* [Aim of the exercise]: Select all lines holding the word "deve" from the entries that follow.
+++ Records for processing +++
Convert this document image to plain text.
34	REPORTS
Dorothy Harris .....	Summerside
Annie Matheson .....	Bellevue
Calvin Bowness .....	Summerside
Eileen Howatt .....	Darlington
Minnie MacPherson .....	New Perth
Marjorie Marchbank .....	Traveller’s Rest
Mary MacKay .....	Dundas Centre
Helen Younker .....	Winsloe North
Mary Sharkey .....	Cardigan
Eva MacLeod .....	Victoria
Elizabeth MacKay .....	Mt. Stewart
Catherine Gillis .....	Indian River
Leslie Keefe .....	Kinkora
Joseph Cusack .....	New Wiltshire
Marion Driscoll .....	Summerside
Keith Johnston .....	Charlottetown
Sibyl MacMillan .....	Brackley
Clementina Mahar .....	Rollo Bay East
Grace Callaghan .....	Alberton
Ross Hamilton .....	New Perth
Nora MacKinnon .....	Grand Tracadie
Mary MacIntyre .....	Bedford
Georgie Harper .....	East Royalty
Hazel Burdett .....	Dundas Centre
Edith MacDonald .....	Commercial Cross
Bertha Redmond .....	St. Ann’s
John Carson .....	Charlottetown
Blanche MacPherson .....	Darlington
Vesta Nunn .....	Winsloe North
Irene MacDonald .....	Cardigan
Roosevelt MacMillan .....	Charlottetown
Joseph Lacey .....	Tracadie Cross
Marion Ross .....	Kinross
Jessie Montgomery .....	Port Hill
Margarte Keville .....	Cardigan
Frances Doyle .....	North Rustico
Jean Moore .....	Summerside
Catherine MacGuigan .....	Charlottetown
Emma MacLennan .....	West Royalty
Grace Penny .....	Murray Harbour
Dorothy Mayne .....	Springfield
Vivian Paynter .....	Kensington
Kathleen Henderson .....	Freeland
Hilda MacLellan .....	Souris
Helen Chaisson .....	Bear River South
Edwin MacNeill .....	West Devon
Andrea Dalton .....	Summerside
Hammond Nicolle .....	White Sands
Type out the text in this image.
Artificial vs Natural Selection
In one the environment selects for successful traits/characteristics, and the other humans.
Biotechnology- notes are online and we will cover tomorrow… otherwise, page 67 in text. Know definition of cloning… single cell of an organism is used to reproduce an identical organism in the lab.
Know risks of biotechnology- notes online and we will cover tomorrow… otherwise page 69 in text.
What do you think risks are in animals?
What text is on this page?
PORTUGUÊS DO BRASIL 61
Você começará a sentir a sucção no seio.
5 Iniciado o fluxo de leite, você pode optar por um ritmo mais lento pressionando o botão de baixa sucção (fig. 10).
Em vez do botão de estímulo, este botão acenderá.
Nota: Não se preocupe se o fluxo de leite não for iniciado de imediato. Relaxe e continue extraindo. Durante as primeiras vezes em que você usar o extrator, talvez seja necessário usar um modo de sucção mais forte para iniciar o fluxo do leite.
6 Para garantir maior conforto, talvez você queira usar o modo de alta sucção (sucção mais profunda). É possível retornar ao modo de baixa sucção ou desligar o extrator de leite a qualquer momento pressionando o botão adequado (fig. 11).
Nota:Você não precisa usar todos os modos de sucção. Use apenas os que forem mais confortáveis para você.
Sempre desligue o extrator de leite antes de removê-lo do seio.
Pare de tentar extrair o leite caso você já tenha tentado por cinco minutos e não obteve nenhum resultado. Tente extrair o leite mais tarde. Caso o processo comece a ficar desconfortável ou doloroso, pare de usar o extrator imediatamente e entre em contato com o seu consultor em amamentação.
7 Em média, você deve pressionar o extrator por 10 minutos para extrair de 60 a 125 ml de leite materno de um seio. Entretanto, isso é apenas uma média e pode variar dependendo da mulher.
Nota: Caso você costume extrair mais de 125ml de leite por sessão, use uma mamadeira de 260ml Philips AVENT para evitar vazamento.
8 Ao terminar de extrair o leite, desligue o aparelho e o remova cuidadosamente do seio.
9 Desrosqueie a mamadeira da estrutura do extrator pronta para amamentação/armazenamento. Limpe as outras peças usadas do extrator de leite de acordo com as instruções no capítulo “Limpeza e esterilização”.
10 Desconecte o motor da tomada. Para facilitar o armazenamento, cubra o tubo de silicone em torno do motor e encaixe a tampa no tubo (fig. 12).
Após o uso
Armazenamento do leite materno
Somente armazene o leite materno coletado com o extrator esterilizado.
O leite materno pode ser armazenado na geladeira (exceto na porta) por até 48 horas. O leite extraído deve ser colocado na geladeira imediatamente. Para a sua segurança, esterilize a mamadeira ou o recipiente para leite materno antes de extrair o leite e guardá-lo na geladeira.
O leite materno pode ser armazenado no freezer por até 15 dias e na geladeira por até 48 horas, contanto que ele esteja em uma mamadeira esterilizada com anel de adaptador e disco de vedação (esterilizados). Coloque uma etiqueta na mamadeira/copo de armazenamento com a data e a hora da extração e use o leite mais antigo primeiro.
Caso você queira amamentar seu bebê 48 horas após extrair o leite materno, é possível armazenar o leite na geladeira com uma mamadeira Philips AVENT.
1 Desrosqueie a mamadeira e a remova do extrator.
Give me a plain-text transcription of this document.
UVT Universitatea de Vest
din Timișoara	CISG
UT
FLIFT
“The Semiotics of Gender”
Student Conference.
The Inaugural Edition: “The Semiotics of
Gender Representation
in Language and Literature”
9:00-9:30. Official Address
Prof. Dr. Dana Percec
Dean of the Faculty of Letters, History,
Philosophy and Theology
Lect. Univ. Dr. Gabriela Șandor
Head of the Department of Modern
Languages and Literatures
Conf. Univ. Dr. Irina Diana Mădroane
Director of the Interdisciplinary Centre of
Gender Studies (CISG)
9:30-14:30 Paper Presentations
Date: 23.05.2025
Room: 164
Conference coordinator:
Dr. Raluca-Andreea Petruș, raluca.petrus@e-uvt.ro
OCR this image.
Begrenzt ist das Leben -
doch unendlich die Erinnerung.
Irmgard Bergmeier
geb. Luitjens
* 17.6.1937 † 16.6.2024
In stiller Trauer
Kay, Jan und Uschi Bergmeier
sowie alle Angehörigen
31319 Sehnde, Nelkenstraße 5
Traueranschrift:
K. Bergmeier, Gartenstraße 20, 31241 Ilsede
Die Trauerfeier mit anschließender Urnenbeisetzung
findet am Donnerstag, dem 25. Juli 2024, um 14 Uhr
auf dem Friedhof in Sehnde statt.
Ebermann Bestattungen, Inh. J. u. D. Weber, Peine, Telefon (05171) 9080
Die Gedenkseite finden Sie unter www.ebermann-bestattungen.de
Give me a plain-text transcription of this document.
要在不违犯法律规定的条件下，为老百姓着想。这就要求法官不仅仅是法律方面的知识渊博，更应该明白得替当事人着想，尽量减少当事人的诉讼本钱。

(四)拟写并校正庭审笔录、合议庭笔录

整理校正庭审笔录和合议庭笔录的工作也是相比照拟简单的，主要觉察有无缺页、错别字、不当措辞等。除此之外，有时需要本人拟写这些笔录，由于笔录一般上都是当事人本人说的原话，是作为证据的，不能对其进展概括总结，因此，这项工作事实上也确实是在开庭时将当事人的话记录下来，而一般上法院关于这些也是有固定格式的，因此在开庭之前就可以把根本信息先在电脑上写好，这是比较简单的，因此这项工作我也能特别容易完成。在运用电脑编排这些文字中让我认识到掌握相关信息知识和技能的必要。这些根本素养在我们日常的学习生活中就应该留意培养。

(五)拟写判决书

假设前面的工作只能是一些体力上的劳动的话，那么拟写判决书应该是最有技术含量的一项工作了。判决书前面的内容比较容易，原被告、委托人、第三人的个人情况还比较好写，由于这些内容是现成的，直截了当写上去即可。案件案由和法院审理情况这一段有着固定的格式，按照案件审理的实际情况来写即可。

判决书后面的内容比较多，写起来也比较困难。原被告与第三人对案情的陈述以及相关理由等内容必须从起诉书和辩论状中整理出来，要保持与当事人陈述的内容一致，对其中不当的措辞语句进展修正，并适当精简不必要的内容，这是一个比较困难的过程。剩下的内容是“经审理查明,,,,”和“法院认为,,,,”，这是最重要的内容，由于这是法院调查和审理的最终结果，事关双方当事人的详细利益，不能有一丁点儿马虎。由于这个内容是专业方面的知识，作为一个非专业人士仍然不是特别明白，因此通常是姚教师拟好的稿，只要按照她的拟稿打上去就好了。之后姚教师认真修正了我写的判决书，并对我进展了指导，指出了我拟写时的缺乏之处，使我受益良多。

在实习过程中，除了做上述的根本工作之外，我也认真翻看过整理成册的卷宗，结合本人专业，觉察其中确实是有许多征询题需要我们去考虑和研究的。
+++
* [Exercise result]:
7 Em média, você deve pressionar o extrator por 10 minutos para extrair de 60 a 125 ml de leite materno de um seio. Entretanto, isso é apenas uma média e pode variar dependendo da mulher.
O leite materno pode ser armazenado na geladeira (exceto na porta) por até 48 horas. O leite extraído deve ser colocado na geladeira imediatamente. Para a sua segurança, esterilize a mamadeira ou o recipiente para leite materno antes de extrair o leite e guardá-lo na geladeira.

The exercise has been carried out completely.